Ознакомительная версия.
Можно было бы спросить Гадамера, какую именно «традицию» он имел в виду. Его теория держится лишь на серьёзном допущении, что существует единственная «господствующая» традиция и что все «ценные» произведения подкрепляют её; что история представляет собой континуум, лишённый решающих разрывов, противоречий или конфликтов; и что мы должны заботливо лелеять предубеждения, которые «мы» (кстати, кто это – «мы»?) унаследовали от традиции. Согласно его теории, история – это место, где «мы» всегда и везде дома, что произведение прошлого углубляет – а не, скажем, разрушает – наше нынешнее самопознание, и что чуждое – это хорошо скрытое близкое. Короче говоря, перед нами весьма удобная теория, демонстрирующая, что мир во всей своей полноте рассматривается с той точки зрения, для которой «искусством» являются главным образом классические памятники высокой немецкой традиции. Она едва ли имеет понятие об истории и традиции как угнетающих или освободительных силах, как об арене борьбы и господства. История для Гадамера – это не место борьбы, остановки и разрыва прямого движения, а «непрерывная цепь», полноводная река, чуть ли не клуб единомышленников. Исторические различия политкорректно признаются, но только благодаря тому, что они практически ликвидируются в процессе понимания, которое «преодолевает временную дистанцию, отделяющую интерпретатора от текста, преодолевает то смысло-отчуждение, которому неизбежно подпадает текст»[90]. Нет нужды пытаться преодолеть временную дистанцию, совершая чувственное путешествие в прошлое, как считали Вильгельм Дильтей и другие, так как эта дистанция уже преодолена благодаря мосту из обычаев, предубеждений и традиций. Традиция обладает авторитетом, которому мы должны подчиниться: существует лишь небольшая возможность для критического переосмысления этого авторитета, и нельзя допустить, что влияние авторитета может не быть благотворным. Традиция, убеждает нас Гадамер, «имеет оправдание за пределами аргументов разума»[91].

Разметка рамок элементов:
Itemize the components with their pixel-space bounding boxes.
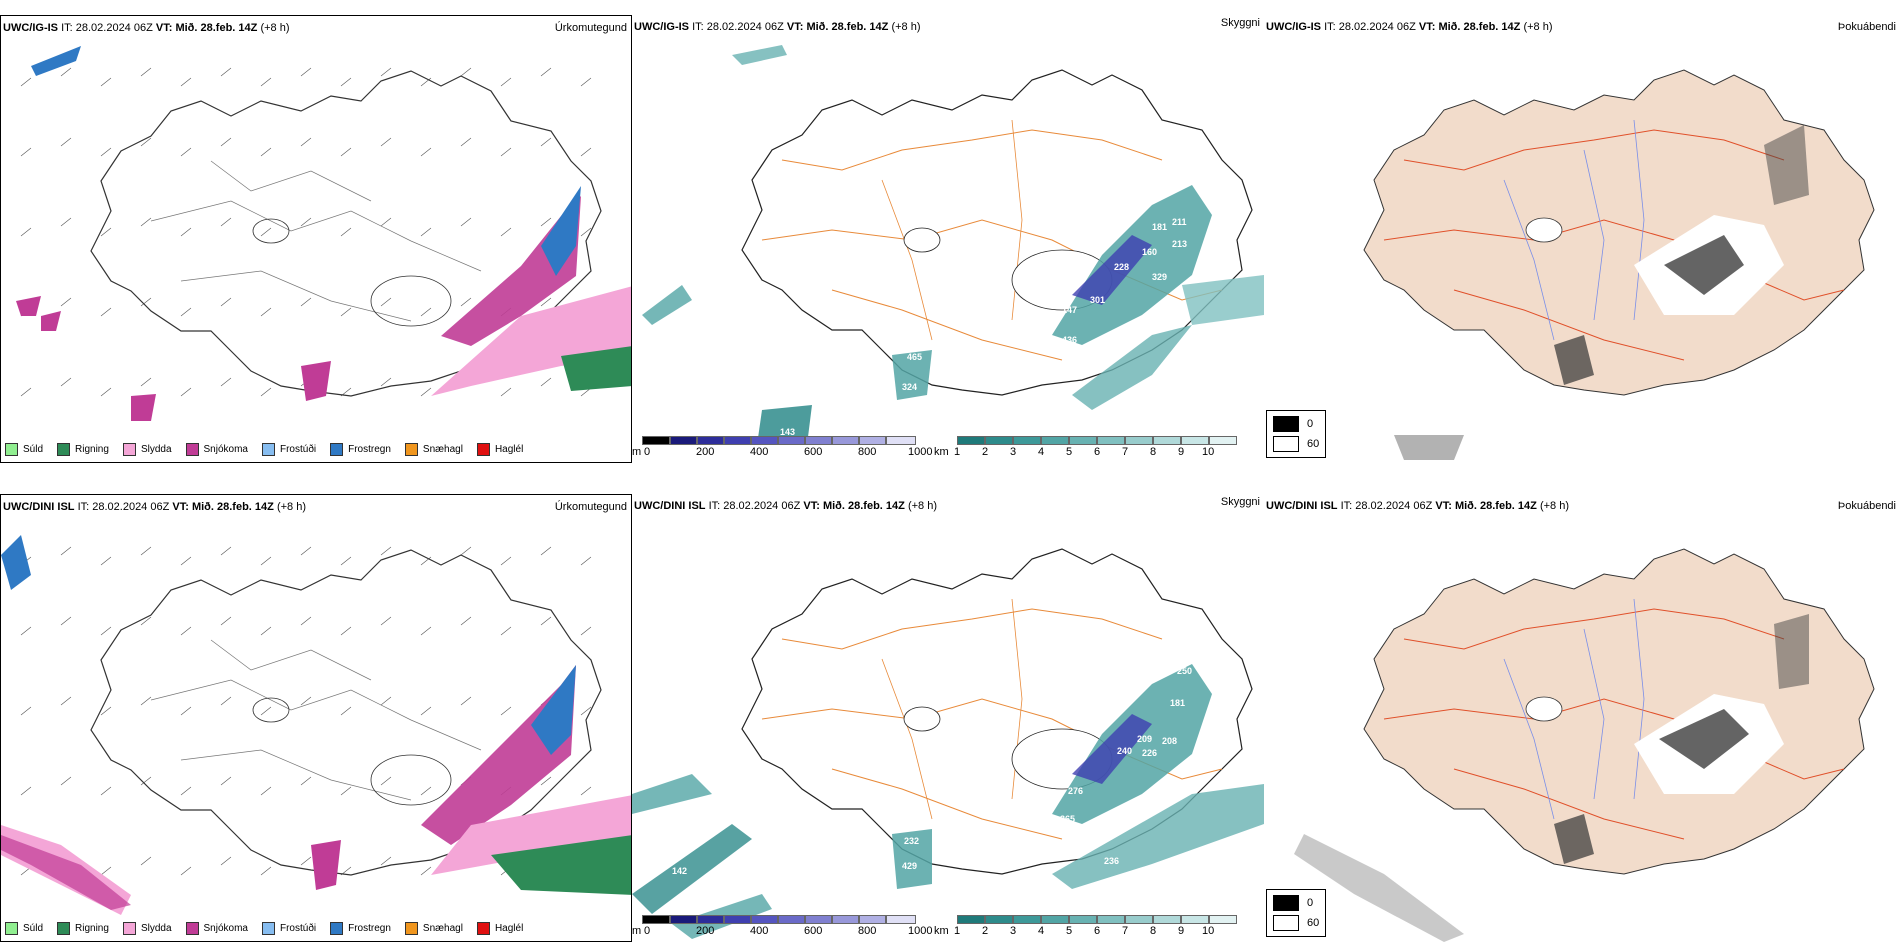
fog-map [1264,15,1900,460]
vis-label: 100 [646,834,661,844]
legend-item: Frostregn [330,443,391,456]
precip-legend: Súld Rigning Slydda Snjókoma Frostúði Fr… [5,443,523,456]
fog-legend: 0 60 [1266,410,1327,458]
panel-field-name: Úrkomutegund [554,22,627,34]
precip-type-panel-row2: UWC/DINI ISL IT: 28.02.2024 06Z VT: Mið.… [0,494,632,942]
legend-item: Frostúði [261,443,316,456]
vis-label: 211 [1172,217,1187,227]
legend-item: Súld [5,922,43,935]
panel-field-name: Þokuábendi [1837,500,1896,512]
fog-panel-row2: UWC/DINI ISL IT: 28.02.2024 06Z VT: Mið.… [1264,494,1900,942]
legend-item: Haglél [476,443,523,456]
vis-label: 365 [1060,814,1075,824]
visibility-colorbar [957,436,1237,445]
fog-legend: 0 60 [1266,889,1327,937]
cloudbase-ticks: m 0 200 400 600 800 1000 [632,446,933,458]
vis-label: 209 [1137,734,1152,744]
legend-item: Snjókoma [185,443,248,456]
panel-field-name: Þokuábendi [1837,21,1896,33]
cloudbase-colorbar [642,915,916,924]
vis-label: 213 [1172,239,1187,249]
vis-label: 181 [1152,222,1167,232]
vis-label: 147 [1062,305,1077,315]
legend-item: Rigning [57,443,109,456]
vis-label: 429 [902,861,917,871]
vis-label: 181 [1170,698,1185,708]
vis-label: 140 [782,906,797,916]
legend-item: Snjókoma [185,922,248,935]
panel-title: UWC/DINI ISL IT: 28.02.2024 06Z VT: Mið.… [3,501,306,513]
cloudbase-colorbar [642,436,916,445]
visibility-ticks: km 1 2 3 4 5 6 7 8 9 10 [934,925,1215,937]
panel-title: UWC/DINI ISL IT: 28.02.2024 06Z VT: Mið.… [634,500,937,512]
visibility-map: 147 301 228 160 329 213 211 181 436 465 … [642,45,1264,445]
precip-map [16,46,631,421]
vis-label: 329 [1152,272,1167,282]
vis-label: 160 [1142,247,1157,257]
vis-label: 324 [902,382,917,392]
legend-item: Súld [5,443,43,456]
fog-panel-row1: UWC/IG-IS IT: 28.02.2024 06Z VT: Mið. 28… [1264,15,1900,463]
vis-label: 208 [1162,736,1177,746]
panel-title: UWC/IG-IS IT: 28.02.2024 06Z VT: Mið. 28… [634,21,921,33]
legend-item: Slydda [122,443,172,456]
visibility-panel-row1: 147 301 228 160 329 213 211 181 436 465 … [632,15,1264,463]
vis-label: 301 [1090,295,1105,305]
vis-label: 250 [1177,666,1192,676]
legend-item: Snæhagl [404,922,463,935]
visibility-map: 276 365 240 226 209 208 181 250 429 232 … [632,494,1264,939]
panel-title: UWC/IG-IS IT: 28.02.2024 06Z VT: Mið. 28… [3,22,290,34]
vis-label: 465 [907,352,922,362]
legend-item: Frostúði [261,922,316,935]
panel-field-name: Úrkomutegund [554,501,627,513]
panel-title: UWC/DINI ISL IT: 28.02.2024 06Z VT: Mið.… [1266,500,1569,512]
vis-label: 276 [1068,786,1083,796]
legend-item: Rigning [57,922,109,935]
panel-field-name: Skyggni [1220,17,1260,29]
vis-label: 228 [1114,262,1129,272]
vis-label: 236 [1104,856,1119,866]
visibility-panel-row2: 276 365 240 226 209 208 181 250 429 232 … [632,494,1264,942]
vis-label: 226 [1142,748,1157,758]
precip-map [1,535,631,915]
vis-label: 143 [780,427,795,437]
vis-label: 240 [1117,746,1132,756]
legend-item: Snæhagl [404,443,463,456]
legend-item: Slydda [122,922,172,935]
panel-field-name: Skyggni [1220,496,1260,508]
visibility-ticks: km 1 2 3 4 5 6 7 8 9 10 [934,446,1215,458]
vis-label: 436 [1062,335,1077,345]
panel-title: UWC/IG-IS IT: 28.02.2024 06Z VT: Mið. 28… [1266,21,1553,33]
visibility-colorbar [957,915,1237,924]
fog-map [1294,494,1900,942]
cloudbase-ticks: m 0 200 400 600 800 1000 [632,925,933,937]
precip-type-panel-row1: UWC/IG-IS IT: 28.02.2024 06Z VT: Mið. 28… [0,15,632,463]
legend-item: Haglél [476,922,523,935]
vis-label: 142 [672,866,687,876]
precip-legend: Súld Rigning Slydda Snjókoma Frostúði Fr… [5,922,523,935]
legend-item: Frostregn [330,922,391,935]
vis-label: 232 [904,836,919,846]
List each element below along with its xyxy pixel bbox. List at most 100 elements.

Короткое задание: Где, согласно словам Гадамера в избранном отрывке, традиция имеет оправдание?

Ожидаемый ответ: За пределами аргументов разума.